Your job is to return every line of the listing holding the string "icon".

═══ RECORDED DATA

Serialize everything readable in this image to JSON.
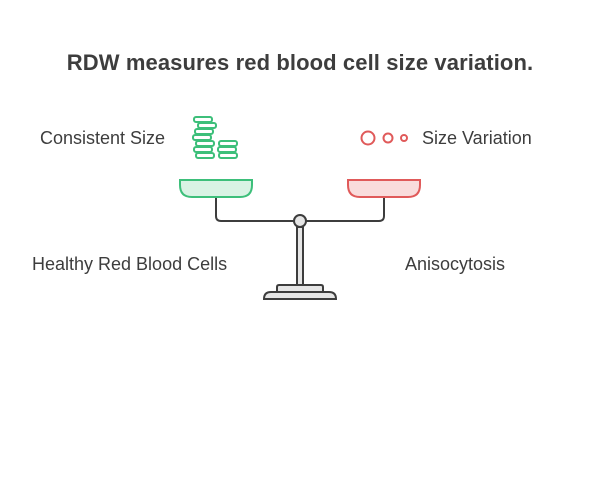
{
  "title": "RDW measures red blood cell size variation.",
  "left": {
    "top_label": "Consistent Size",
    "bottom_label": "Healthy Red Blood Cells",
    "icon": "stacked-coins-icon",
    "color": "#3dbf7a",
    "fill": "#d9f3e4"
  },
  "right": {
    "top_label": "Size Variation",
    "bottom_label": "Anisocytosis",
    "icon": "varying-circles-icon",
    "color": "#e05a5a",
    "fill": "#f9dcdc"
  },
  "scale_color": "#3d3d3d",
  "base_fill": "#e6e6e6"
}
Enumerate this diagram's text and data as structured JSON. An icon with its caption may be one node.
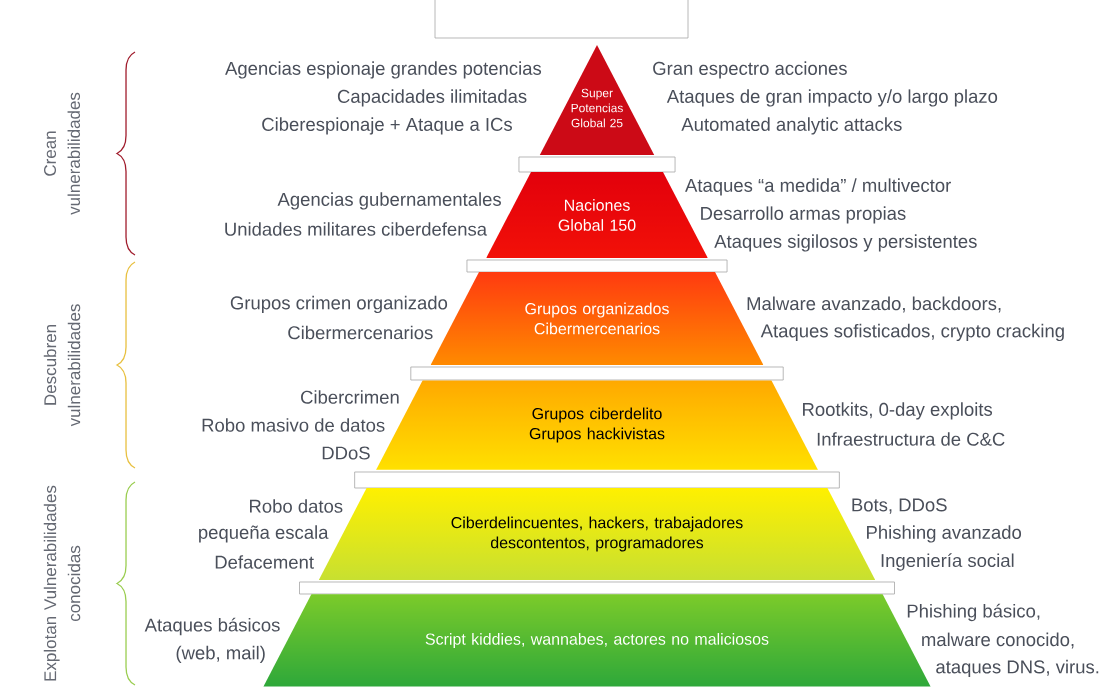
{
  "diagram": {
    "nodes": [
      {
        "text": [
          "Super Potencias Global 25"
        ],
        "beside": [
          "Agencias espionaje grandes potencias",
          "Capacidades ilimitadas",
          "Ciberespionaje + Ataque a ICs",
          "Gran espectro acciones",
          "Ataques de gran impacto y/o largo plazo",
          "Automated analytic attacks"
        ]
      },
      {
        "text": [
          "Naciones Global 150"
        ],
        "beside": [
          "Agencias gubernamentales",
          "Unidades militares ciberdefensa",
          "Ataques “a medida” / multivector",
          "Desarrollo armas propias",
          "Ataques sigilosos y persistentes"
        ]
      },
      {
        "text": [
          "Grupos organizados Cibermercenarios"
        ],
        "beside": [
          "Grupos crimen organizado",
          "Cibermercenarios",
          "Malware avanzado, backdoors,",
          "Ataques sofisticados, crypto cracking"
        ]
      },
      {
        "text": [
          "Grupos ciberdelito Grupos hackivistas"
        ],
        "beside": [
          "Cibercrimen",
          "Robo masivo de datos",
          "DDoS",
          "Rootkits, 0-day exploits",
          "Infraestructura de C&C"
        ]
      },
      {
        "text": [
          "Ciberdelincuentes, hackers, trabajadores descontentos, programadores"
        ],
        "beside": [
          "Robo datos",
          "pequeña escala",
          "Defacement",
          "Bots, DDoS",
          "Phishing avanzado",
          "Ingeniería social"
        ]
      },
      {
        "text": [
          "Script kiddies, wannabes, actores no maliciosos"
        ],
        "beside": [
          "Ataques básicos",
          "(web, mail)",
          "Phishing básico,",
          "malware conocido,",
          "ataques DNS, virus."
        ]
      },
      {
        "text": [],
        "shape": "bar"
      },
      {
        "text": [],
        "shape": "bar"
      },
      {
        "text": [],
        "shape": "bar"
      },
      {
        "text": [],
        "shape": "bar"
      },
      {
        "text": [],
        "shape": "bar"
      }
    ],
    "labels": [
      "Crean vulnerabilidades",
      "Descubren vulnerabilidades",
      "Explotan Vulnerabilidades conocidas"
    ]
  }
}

══════
═══ RECORDED DATA

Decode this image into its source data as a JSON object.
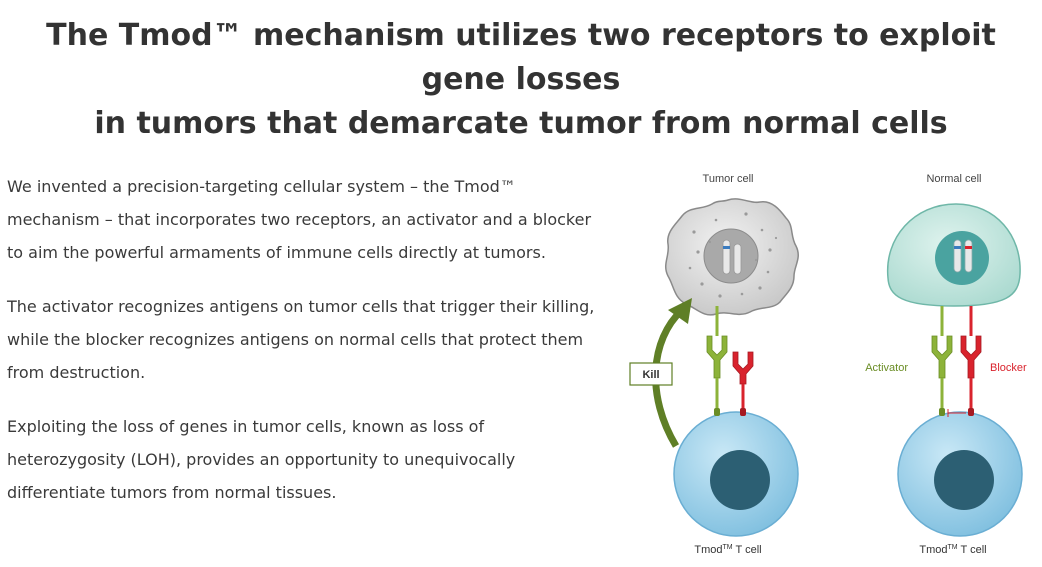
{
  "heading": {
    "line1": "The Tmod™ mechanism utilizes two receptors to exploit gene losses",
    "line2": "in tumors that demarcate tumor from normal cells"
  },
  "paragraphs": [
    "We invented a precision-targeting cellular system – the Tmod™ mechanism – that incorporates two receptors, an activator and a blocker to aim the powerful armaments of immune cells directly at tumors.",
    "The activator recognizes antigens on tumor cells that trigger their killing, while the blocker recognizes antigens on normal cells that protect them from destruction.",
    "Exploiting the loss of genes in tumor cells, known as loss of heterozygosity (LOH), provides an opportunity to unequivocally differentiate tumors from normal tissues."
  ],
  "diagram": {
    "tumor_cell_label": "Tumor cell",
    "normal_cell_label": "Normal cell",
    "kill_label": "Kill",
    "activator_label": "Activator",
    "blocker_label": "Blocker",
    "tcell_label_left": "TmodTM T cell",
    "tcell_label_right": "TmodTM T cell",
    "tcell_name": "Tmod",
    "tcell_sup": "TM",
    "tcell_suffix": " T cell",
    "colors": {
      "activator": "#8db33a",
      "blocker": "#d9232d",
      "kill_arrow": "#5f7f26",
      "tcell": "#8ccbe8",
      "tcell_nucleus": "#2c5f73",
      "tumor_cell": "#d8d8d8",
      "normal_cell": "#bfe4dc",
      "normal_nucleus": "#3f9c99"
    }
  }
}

══════

§ EXERCISE RESULT
    "icon": "stacked-coins-icon",
    "icon": "varying-circles-icon",
Enumerate this diagram's text and data as structured JSON. An icon with its caption may be one node.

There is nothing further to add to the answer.